──────── Extracted material ────────
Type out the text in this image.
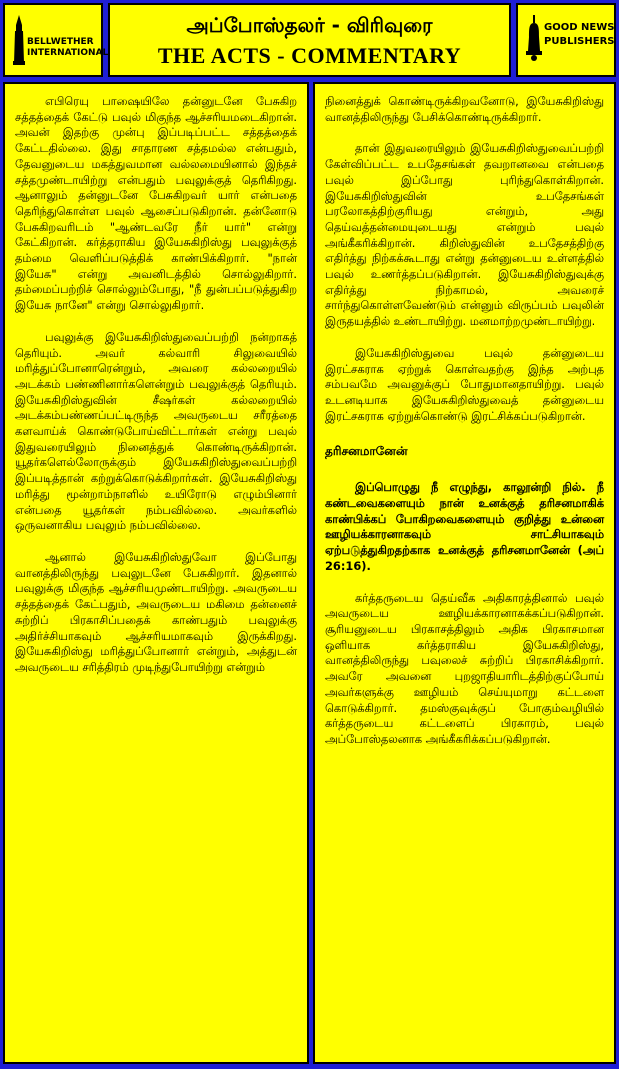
BELLWETHER INTERNATIONAL
அப்போஸ்தலர் - விரிவுரை
THE ACTS - COMMENTARY
GOOD NEWS PUBLISHERS

எபிரெயு பாஷையிலே தன்னுடனே பேசுகிற சத்தத்தைக் கேட்டு பவுல் மிகுந்த ஆச்சரியமடைகிறான். அவன் இதற்கு முன்பு இப்படிப்பட்ட சத்தத்தைக் கேட்டதில்லை. இது சாதாரண சத்தமல்ல என்பதும், தேவனுடைய மகத்துவமான வல்லமையினால் இந்தச் சத்தமுண்டாயிற்று என்பதும் பவுலுக்குத் தெரிகிறது. ஆனாலும் தன்னுடனே பேசுகிறவர் யார் என்பதை தெரிந்துகொள்ள பவுல் ஆசைப்படுகிறான். தன்னோடு பேசுகிறவரிடம் "ஆண்டவரே நீர் யார்" என்று கேட்கிறான். கர்த்தராகிய இயேசுகிறிஸ்து பவுலுக்குத் தம்மை வெளிப்படுத்திக் காண்பிக்கிறார். "நான் இயேசு" என்று அவனிடத்தில் சொல்லுகிறார். தம்மைப்பற்றிச் சொல்லும்போது, "நீ துன்பப்படுத்துகிற இயேசு நானே" என்று சொல்லுகிறார்.

பவுலுக்கு இயேசுகிறிஸ்துவைப்பற்றி நன்றாகத் தெரியும். அவர் கல்வாரி சிலுவையில் மரித்துப்போனாரென்றும், அவரை கல்லறையில் அடக்கம் பண்ணினார்களென்றும் பவுலுக்குத் தெரியும். இயேசுகிறிஸ்துவின் சீஷர்கள் கல்லறையில் அடக்கம்பண்ணப்பட்டிருந்த அவருடைய சரீரத்தை களவாய்க் கொண்டுபோய்விட்டார்கள் என்று பவுல் இதுவரையிலும் நினைத்துக் கொண்டிருக்கிறான். யூதர்களெல்லோருக்கும் இயேசுகிறிஸ்துவைப்பற்றி இப்படித்தான் கற்றுக்கொடுக்கிறார்கள். இயேசுகிறிஸ்து மரித்து மூன்றாம்நாளில் உயிரோடு எழும்பினார் என்பதை யூதர்கள் நம்பவில்லை. அவர்களில் ஒருவனாகிய பவுலும் நம்பவில்லை.

ஆனால் இயேசுகிறிஸ்துவோ இப்போது வானத்திலிருந்து பவுலுடனே பேசுகிறார். இதனால் பவுலுக்கு மிகுந்த ஆச்சரியமுண்டாயிற்று. அவருடைய சத்தத்தைக் கேட்பதும், அவருடைய மகிமை தன்னைச் சுற்றிப் பிரகாசிப்பதைக் காண்பதும் பவுலுக்கு அதிர்ச்சியாகவும் ஆச்சரியமாகவும் இருக்கிறது. இயேசுகிறிஸ்து மரித்துப்போனார் என்றும், அத்துடன் அவருடைய சரித்திரம் முடிந்துபோயிற்று என்றும்

நினைத்துக் கொண்டிருக்கிறவனோடு, இயேசுகிறிஸ்து வானத்திலிருந்து பேசிக்கொண்டிருக்கிறார்.

தான் இதுவரையிலும் இயேசுகிறிஸ்துவைப்பற்றி கேள்விப்பட்ட உபதேசங்கள் தவறானவை என்பதை பவுல் இப்போது புரிந்துகொள்கிறான். இயேசுகிறிஸ்துவின் உபதேசங்கள் பரலோகத்திற்குரியது என்றும், அது தெய்வத்தன்மையுடையது என்றும் பவுல் அங்கீகரிக்கிறான். கிறிஸ்துவின் உபதேசத்திற்கு எதிர்த்து நிற்கக்கூடாது என்று தன்னுடைய உள்ளத்தில் பவுல் உணர்த்தப்படுகிறான். இயேசுகிறிஸ்துவுக்கு எதிர்த்து நிற்காமல், அவரைச் சார்ந்துகொள்ளவேண்டும் என்னும் விருப்பம் பவுலின் இருதயத்தில் உண்டாயிற்று. மனமாற்றமுண்டாயிற்று.

இயேசுகிறிஸ்துவை பவுல் தன்னுடைய இரட்சகராக ஏற்றுக் கொள்வதற்கு இந்த அற்புத சம்பவமே அவனுக்குப் போதுமானதாயிற்று. பவுல் உடனடியாக இயேசுகிறிஸ்துவைத் தன்னுடைய இரட்சகராக ஏற்றுக்கொண்டு இரட்சிக்கப்படுகிறான்.

தரிசனமானேன்

இப்பொழுது நீ எழுந்து, காலூன்றி நில். நீ கண்டவைகளையும் நான் உனக்குத் தரிசனமாகிக் காண்பிக்கப் போகிறவைகளையும் குறித்து உன்னை ஊழியக்காரனாகவும் சாட்சியாகவும் ஏற்படுத்துகிறதற்காக உனக்குத் தரிசனமானேன் (அப் 26:16).

கர்த்தருடைய தெய்வீக அதிகாரத்தினால் பவுல் அவருடைய ஊழியக்காரனாகக்கப்படுகிறான். சூரியனுடைய பிரகாசத்திலும் அதிக பிரகாசமான ஒளியாக கர்த்தராகிய இயேசுகிறிஸ்து, வானத்திலிருந்து பவுலைச் சுற்றிப் பிரகாசிக்கிறார். அவரே அவனை புறஜாதியாரிடத்திற்குப்போய் அவர்களுக்கு ஊழியம் செய்யுமாறு கட்டளை கொடுக்கிறார். தமஸ்குவுக்குப் போகும்வழியில் கர்த்தருடைய கட்டளைப் பிரகாரம், பவுல் அப்போஸ்தலனாக அங்கீகரிக்கப்படுகிறான்.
────────
• [Description of the task]
Transcribe each entry above exactly, apart from the pictures.

• [Written response]
Type out the text in this image.
BELLWETHER INTERNATIONAL
அப்போஸ்தலர் - விரிவுரை
THE ACTS - COMMENTARY
GOOD NEWS PUBLISHERS

எபிரெயு பாஷையிலே தன்னுடனே பேசுகிற சத்தத்தைக் கேட்டு பவுல் மிகுந்த ஆச்சரியமடைகிறான். அவன் இதற்கு முன்பு இப்படிப்பட்ட சத்தத்தைக் கேட்டதில்லை. இது சாதாரண சத்தமல்ல என்பதும், தேவனுடைய மகத்துவமான வல்லமையினால் இந்தச் சத்தமுண்டாயிற்று என்பதும் பவுலுக்குத் தெரிகிறது. ஆனாலும் தன்னுடனே பேசுகிறவர் யார் என்பதை தெரிந்துகொள்ள பவுல் ஆசைப்படுகிறான். தன்னோடு பேசுகிறவரிடம் "ஆண்டவரே நீர் யார்" என்று கேட்கிறான். கர்த்தராகிய இயேசுகிறிஸ்து பவுலுக்குத் தம்மை வெளிப்படுத்திக் காண்பிக்கிறார். "நான் இயேசு" என்று அவனிடத்தில் சொல்லுகிறார். தம்மைப்பற்றிச் சொல்லும்போது, "நீ துன்பப்படுத்துகிற இயேசு நானே" என்று சொல்லுகிறார்.

பவுலுக்கு இயேசுகிறிஸ்துவைப்பற்றி நன்றாகத் தெரியும். அவர் கல்வாரி சிலுவையில் மரித்துப்போனாரென்றும், அவரை கல்லறையில் அடக்கம் பண்ணினார்களென்றும் பவுலுக்குத் தெரியும். இயேசுகிறிஸ்துவின் சீஷர்கள் கல்லறையில் அடக்கம்பண்ணப்பட்டிருந்த அவருடைய சரீரத்தை களவாய்க் கொண்டுபோய்விட்டார்கள் என்று பவுல் இதுவரையிலும் நினைத்துக் கொண்டிருக்கிறான். யூதர்களெல்லோருக்கும் இயேசுகிறிஸ்துவைப்பற்றி இப்படித்தான் கற்றுக்கொடுக்கிறார்கள். இயேசுகிறிஸ்து மரித்து மூன்றாம்நாளில் உயிரோடு எழும்பினார் என்பதை யூதர்கள் நம்பவில்லை. அவர்களில் ஒருவனாகிய பவுலும் நம்பவில்லை.

ஆனால் இயேசுகிறிஸ்துவோ இப்போது வானத்திலிருந்து பவுலுடனே பேசுகிறார். இதனால் பவுலுக்கு மிகுந்த ஆச்சரியமுண்டாயிற்று. அவருடைய சத்தத்தைக் கேட்பதும், அவருடைய மகிமை தன்னைச் சுற்றிப் பிரகாசிப்பதைக் காண்பதும் பவுலுக்கு அதிர்ச்சியாகவும் ஆச்சரியமாகவும் இருக்கிறது. இயேசுகிறிஸ்து மரித்துப்போனார் என்றும், அத்துடன் அவருடைய சரித்திரம் முடிந்துபோயிற்று என்றும்

நினைத்துக் கொண்டிருக்கிறவனோடு, இயேசுகிறிஸ்து வானத்திலிருந்து பேசிக்கொண்டிருக்கிறார்.

தான் இதுவரையிலும் இயேசுகிறிஸ்துவைப்பற்றி கேள்விப்பட்ட உபதேசங்கள் தவறானவை என்பதை பவுல் இப்போது புரிந்துகொள்கிறான். இயேசுகிறிஸ்துவின் உபதேசங்கள் பரலோகத்திற்குரியது என்றும், அது தெய்வத்தன்மையுடையது என்றும் பவுல் அங்கீகரிக்கிறான். கிறிஸ்துவின் உபதேசத்திற்கு எதிர்த்து நிற்கக்கூடாது என்று தன்னுடைய உள்ளத்தில் பவுல் உணர்த்தப்படுகிறான். இயேசுகிறிஸ்துவுக்கு எதிர்த்து நிற்காமல், அவரைச் சார்ந்துகொள்ளவேண்டும் என்னும் விருப்பம் பவுலின் இருதயத்தில் உண்டாயிற்று. மனமாற்றமுண்டாயிற்று.

இயேசுகிறிஸ்துவை பவுல் தன்னுடைய இரட்சகராக ஏற்றுக் கொள்வதற்கு இந்த அற்புத சம்பவமே அவனுக்குப் போதுமானதாயிற்று. பவுல் உடனடியாக இயேசுகிறிஸ்துவைத் தன்னுடைய இரட்சகராக ஏற்றுக்கொண்டு இரட்சிக்கப்படுகிறான்.

தரிசனமானேன்

இப்பொழுது நீ எழுந்து, காலூன்றி நில். நீ கண்டவைகளையும் நான் உனக்குத் தரிசனமாகிக் காண்பிக்கப் போகிறவைகளையும் குறித்து உன்னை ஊழியக்காரனாகவும் சாட்சியாகவும் ஏற்படுத்துகிறதற்காக உனக்குத் தரிசனமானேன் (அப் 26:16).

கர்த்தருடைய தெய்வீக அதிகாரத்தினால் பவுல் அவருடைய ஊழியக்காரனாகக்கப்படுகிறான். சூரியனுடைய பிரகாசத்திலும் அதிக பிரகாசமான ஒளியாக கர்த்தராகிய இயேசுகிறிஸ்து, வானத்திலிருந்து பவுலைச் சுற்றிப் பிரகாசிக்கிறார். அவரே அவனை புறஜாதியாரிடத்திற்குப்போய் அவர்களுக்கு ஊழியம் செய்யுமாறு கட்டளை கொடுக்கிறார். தமஸ்குவுக்குப் போகும்வழியில் கர்த்தருடைய கட்டளைப் பிரகாரம், பவுல் அப்போஸ்தலனாக அங்கீகரிக்கப்படுகிறான்.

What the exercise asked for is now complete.